-- Your goal --
Quote all lines below exactly. Images stay out.

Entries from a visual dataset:
>> begin

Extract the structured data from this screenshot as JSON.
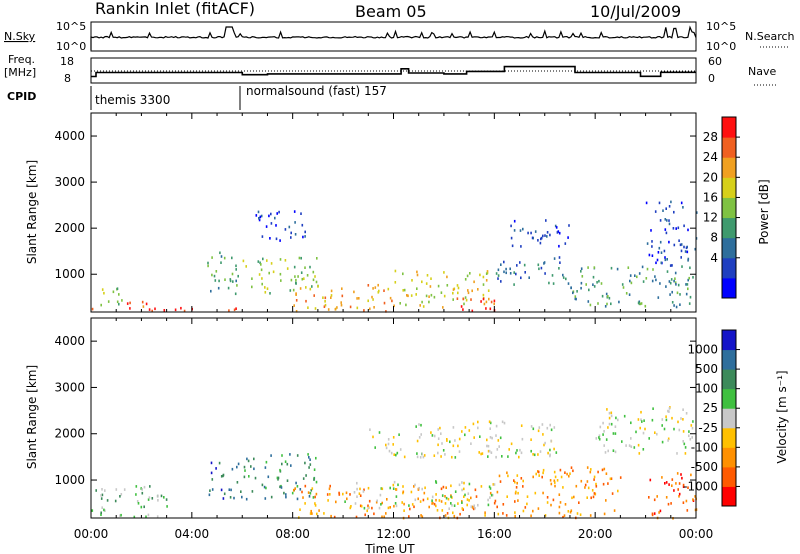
{
  "header": {
    "station": "Rankin Inlet (fitACF)",
    "beam": "Beam 05",
    "date": "10/Jul/2009"
  },
  "strips": {
    "nsky_label": "N.Sky",
    "nsky_ticks": [
      "10^5",
      "10^0"
    ],
    "nsearch_label": "N.Search",
    "nsearch_ticks": [
      "10^5",
      "10^0"
    ],
    "freq_label_1": "Freq.",
    "freq_label_2": "[MHz]",
    "freq_ticks": [
      "18",
      "8"
    ],
    "nave_label": "Nave",
    "nave_ticks": [
      "60",
      "0"
    ],
    "cpid_label": "CPID",
    "cpid_segments": [
      {
        "name": "themis 3300",
        "start_hour": 0
      },
      {
        "name": "normalsound (fast) 157",
        "start_hour": 6
      }
    ],
    "freq_steps": [
      {
        "hour": 0.0,
        "mhz": 10.5
      },
      {
        "hour": 0.2,
        "mhz": 12.3
      },
      {
        "hour": 6.0,
        "mhz": 11.3
      },
      {
        "hour": 7.0,
        "mhz": 11.7
      },
      {
        "hour": 12.3,
        "mhz": 14.0
      },
      {
        "hour": 12.6,
        "mhz": 12.1
      },
      {
        "hour": 14.0,
        "mhz": 11.7
      },
      {
        "hour": 14.9,
        "mhz": 12.8
      },
      {
        "hour": 16.4,
        "mhz": 15.0
      },
      {
        "hour": 19.2,
        "mhz": 12.3
      },
      {
        "hour": 21.8,
        "mhz": 10.6
      },
      {
        "hour": 22.6,
        "mhz": 12.4
      },
      {
        "hour": 23.5,
        "mhz": 12.4
      }
    ]
  },
  "chart_data": [
    {
      "type": "heatmap",
      "panel": "power",
      "ylabel": "Slant Range [km]",
      "xlabel": "",
      "x_ticks": [
        "00:00",
        "04:00",
        "08:00",
        "12:00",
        "16:00",
        "20:00",
        "00:00"
      ],
      "y_ticks": [
        "1000",
        "2000",
        "3000",
        "4000"
      ],
      "xlim_hours": [
        0,
        24
      ],
      "ylim_km": [
        180,
        4500
      ],
      "colorbar": {
        "title": "Power [dB]",
        "ticks": [
          "28",
          "24",
          "20",
          "16",
          "12",
          "8",
          "4"
        ],
        "colors": [
          "#0000ff",
          "#1f3fc0",
          "#2e6e9c",
          "#3f9a6e",
          "#7fc243",
          "#d6d01a",
          "#f0a020",
          "#f06020",
          "#ff1010"
        ]
      },
      "scatter_regions": [
        {
          "x": [
            0.2,
            1.2
          ],
          "y": [
            300,
            800
          ],
          "level": 4
        },
        {
          "x": [
            1.2,
            2.2
          ],
          "y": [
            250,
            500
          ],
          "level": 7
        },
        {
          "x": [
            0.0,
            6.0
          ],
          "y": [
            200,
            300
          ],
          "level": 8
        },
        {
          "x": [
            4.6,
            6.0
          ],
          "y": [
            600,
            1500
          ],
          "level": 3
        },
        {
          "x": [
            6.0,
            9.0
          ],
          "y": [
            600,
            1400
          ],
          "level": 4
        },
        {
          "x": [
            6.5,
            8.5
          ],
          "y": [
            1700,
            2400
          ],
          "level": 1
        },
        {
          "x": [
            8.0,
            12.0
          ],
          "y": [
            200,
            800
          ],
          "level": 6
        },
        {
          "x": [
            12.0,
            16.0
          ],
          "y": [
            300,
            1100
          ],
          "level": 5
        },
        {
          "x": [
            14.5,
            16.5
          ],
          "y": [
            200,
            500
          ],
          "level": 8
        },
        {
          "x": [
            16.0,
            19.0
          ],
          "y": [
            800,
            1400
          ],
          "level": 2
        },
        {
          "x": [
            16.5,
            19.0
          ],
          "y": [
            1600,
            2200
          ],
          "level": 1
        },
        {
          "x": [
            19.0,
            24.0
          ],
          "y": [
            300,
            1200
          ],
          "level": 3
        },
        {
          "x": [
            22.0,
            24.0
          ],
          "y": [
            1200,
            2600
          ],
          "level": 1
        }
      ]
    },
    {
      "type": "heatmap",
      "panel": "velocity",
      "ylabel": "Slant Range [km]",
      "xlabel": "Time UT",
      "x_ticks": [
        "00:00",
        "04:00",
        "08:00",
        "12:00",
        "16:00",
        "20:00",
        "00:00"
      ],
      "y_ticks": [
        "1000",
        "2000",
        "3000",
        "4000"
      ],
      "xlim_hours": [
        0,
        24
      ],
      "ylim_km": [
        180,
        4500
      ],
      "colorbar": {
        "title": "Velocity [m s⁻¹]",
        "ticks": [
          "1000",
          "500",
          "100",
          "25",
          "-25",
          "-100",
          "-500",
          "-1000"
        ],
        "colors": [
          "#ff0000",
          "#ff5a00",
          "#ff9000",
          "#ffc000",
          "#c8c8c8",
          "#40c040",
          "#3c8a5a",
          "#2e6e9c",
          "#1414c8"
        ]
      },
      "scatter_regions": [
        {
          "x": [
            0.0,
            3.0
          ],
          "y": [
            200,
            900
          ],
          "level": 5
        },
        {
          "x": [
            4.6,
            6.0
          ],
          "y": [
            600,
            1400
          ],
          "level": 7
        },
        {
          "x": [
            6.0,
            9.0
          ],
          "y": [
            600,
            1600
          ],
          "level": 6
        },
        {
          "x": [
            8.0,
            16.0
          ],
          "y": [
            200,
            900
          ],
          "level": 2
        },
        {
          "x": [
            10.0,
            16.0
          ],
          "y": [
            400,
            1000
          ],
          "level": 4
        },
        {
          "x": [
            11.0,
            18.5
          ],
          "y": [
            1500,
            2300
          ],
          "level": 4
        },
        {
          "x": [
            16.0,
            21.0
          ],
          "y": [
            200,
            1300
          ],
          "level": 2
        },
        {
          "x": [
            20.0,
            24.0
          ],
          "y": [
            1600,
            2600
          ],
          "level": 4
        },
        {
          "x": [
            22.0,
            24.0
          ],
          "y": [
            200,
            1200
          ],
          "level": 1
        }
      ]
    }
  ]
}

>> end

-- Result for this exercise --
Extract the structured data from this screenshot as JSON.
{
  "header": {
    "station": "Rankin Inlet (fitACF)",
    "beam": "Beam 05",
    "date": "10/Jul/2009"
  },
  "strips": {
    "nsky_label": "N.Sky",
    "nsky_ticks": [
      "10^5",
      "10^0"
    ],
    "nsearch_label": "N.Search",
    "nsearch_ticks": [
      "10^5",
      "10^0"
    ],
    "freq_label_1": "Freq.",
    "freq_label_2": "[MHz]",
    "freq_ticks": [
      "18",
      "8"
    ],
    "nave_label": "Nave",
    "nave_ticks": [
      "60",
      "0"
    ],
    "cpid_label": "CPID",
    "cpid_segments": [
      {
        "name": "themis 3300",
        "start_hour": 0
      },
      {
        "name": "normalsound (fast) 157",
        "start_hour": 6
      }
    ],
    "freq_steps": [
      {
        "hour": 0.0,
        "mhz": 10.5
      },
      {
        "hour": 0.2,
        "mhz": 12.3
      },
      {
        "hour": 6.0,
        "mhz": 11.3
      },
      {
        "hour": 7.0,
        "mhz": 11.7
      },
      {
        "hour": 12.3,
        "mhz": 14.0
      },
      {
        "hour": 12.6,
        "mhz": 12.1
      },
      {
        "hour": 14.0,
        "mhz": 11.7
      },
      {
        "hour": 14.9,
        "mhz": 12.8
      },
      {
        "hour": 16.4,
        "mhz": 15.0
      },
      {
        "hour": 19.2,
        "mhz": 12.3
      },
      {
        "hour": 21.8,
        "mhz": 10.6
      },
      {
        "hour": 22.6,
        "mhz": 12.4
      },
      {
        "hour": 23.5,
        "mhz": 12.4
      }
    ]
  },
  "chart_data": [
    {
      "type": "heatmap",
      "panel": "power",
      "ylabel": "Slant Range [km]",
      "xlabel": "",
      "x_ticks": [
        "00:00",
        "04:00",
        "08:00",
        "12:00",
        "16:00",
        "20:00",
        "00:00"
      ],
      "y_ticks": [
        "1000",
        "2000",
        "3000",
        "4000"
      ],
      "xlim_hours": [
        0,
        24
      ],
      "ylim_km": [
        180,
        4500
      ],
      "colorbar": {
        "title": "Power [dB]",
        "ticks": [
          "28",
          "24",
          "20",
          "16",
          "12",
          "8",
          "4"
        ],
        "colors": [
          "#0000ff",
          "#1f3fc0",
          "#2e6e9c",
          "#3f9a6e",
          "#7fc243",
          "#d6d01a",
          "#f0a020",
          "#f06020",
          "#ff1010"
        ]
      },
      "scatter_regions": [
        {
          "x": [
            0.2,
            1.2
          ],
          "y": [
            300,
            800
          ],
          "level": 4
        },
        {
          "x": [
            1.2,
            2.2
          ],
          "y": [
            250,
            500
          ],
          "level": 7
        },
        {
          "x": [
            0.0,
            6.0
          ],
          "y": [
            200,
            300
          ],
          "level": 8
        },
        {
          "x": [
            4.6,
            6.0
          ],
          "y": [
            600,
            1500
          ],
          "level": 3
        },
        {
          "x": [
            6.0,
            9.0
          ],
          "y": [
            600,
            1400
          ],
          "level": 4
        },
        {
          "x": [
            6.5,
            8.5
          ],
          "y": [
            1700,
            2400
          ],
          "level": 1
        },
        {
          "x": [
            8.0,
            12.0
          ],
          "y": [
            200,
            800
          ],
          "level": 6
        },
        {
          "x": [
            12.0,
            16.0
          ],
          "y": [
            300,
            1100
          ],
          "level": 5
        },
        {
          "x": [
            14.5,
            16.5
          ],
          "y": [
            200,
            500
          ],
          "level": 8
        },
        {
          "x": [
            16.0,
            19.0
          ],
          "y": [
            800,
            1400
          ],
          "level": 2
        },
        {
          "x": [
            16.5,
            19.0
          ],
          "y": [
            1600,
            2200
          ],
          "level": 1
        },
        {
          "x": [
            19.0,
            24.0
          ],
          "y": [
            300,
            1200
          ],
          "level": 3
        },
        {
          "x": [
            22.0,
            24.0
          ],
          "y": [
            1200,
            2600
          ],
          "level": 1
        }
      ]
    },
    {
      "type": "heatmap",
      "panel": "velocity",
      "ylabel": "Slant Range [km]",
      "xlabel": "Time UT",
      "x_ticks": [
        "00:00",
        "04:00",
        "08:00",
        "12:00",
        "16:00",
        "20:00",
        "00:00"
      ],
      "y_ticks": [
        "1000",
        "2000",
        "3000",
        "4000"
      ],
      "xlim_hours": [
        0,
        24
      ],
      "ylim_km": [
        180,
        4500
      ],
      "colorbar": {
        "title": "Velocity [m s⁻¹]",
        "ticks": [
          "1000",
          "500",
          "100",
          "25",
          "-25",
          "-100",
          "-500",
          "-1000"
        ],
        "colors": [
          "#ff0000",
          "#ff5a00",
          "#ff9000",
          "#ffc000",
          "#c8c8c8",
          "#40c040",
          "#3c8a5a",
          "#2e6e9c",
          "#1414c8"
        ]
      },
      "scatter_regions": [
        {
          "x": [
            0.0,
            3.0
          ],
          "y": [
            200,
            900
          ],
          "level": 5
        },
        {
          "x": [
            4.6,
            6.0
          ],
          "y": [
            600,
            1400
          ],
          "level": 7
        },
        {
          "x": [
            6.0,
            9.0
          ],
          "y": [
            600,
            1600
          ],
          "level": 6
        },
        {
          "x": [
            8.0,
            16.0
          ],
          "y": [
            200,
            900
          ],
          "level": 2
        },
        {
          "x": [
            10.0,
            16.0
          ],
          "y": [
            400,
            1000
          ],
          "level": 4
        },
        {
          "x": [
            11.0,
            18.5
          ],
          "y": [
            1500,
            2300
          ],
          "level": 4
        },
        {
          "x": [
            16.0,
            21.0
          ],
          "y": [
            200,
            1300
          ],
          "level": 2
        },
        {
          "x": [
            20.0,
            24.0
          ],
          "y": [
            1600,
            2600
          ],
          "level": 4
        },
        {
          "x": [
            22.0,
            24.0
          ],
          "y": [
            200,
            1200
          ],
          "level": 1
        }
      ]
    }
  ]
}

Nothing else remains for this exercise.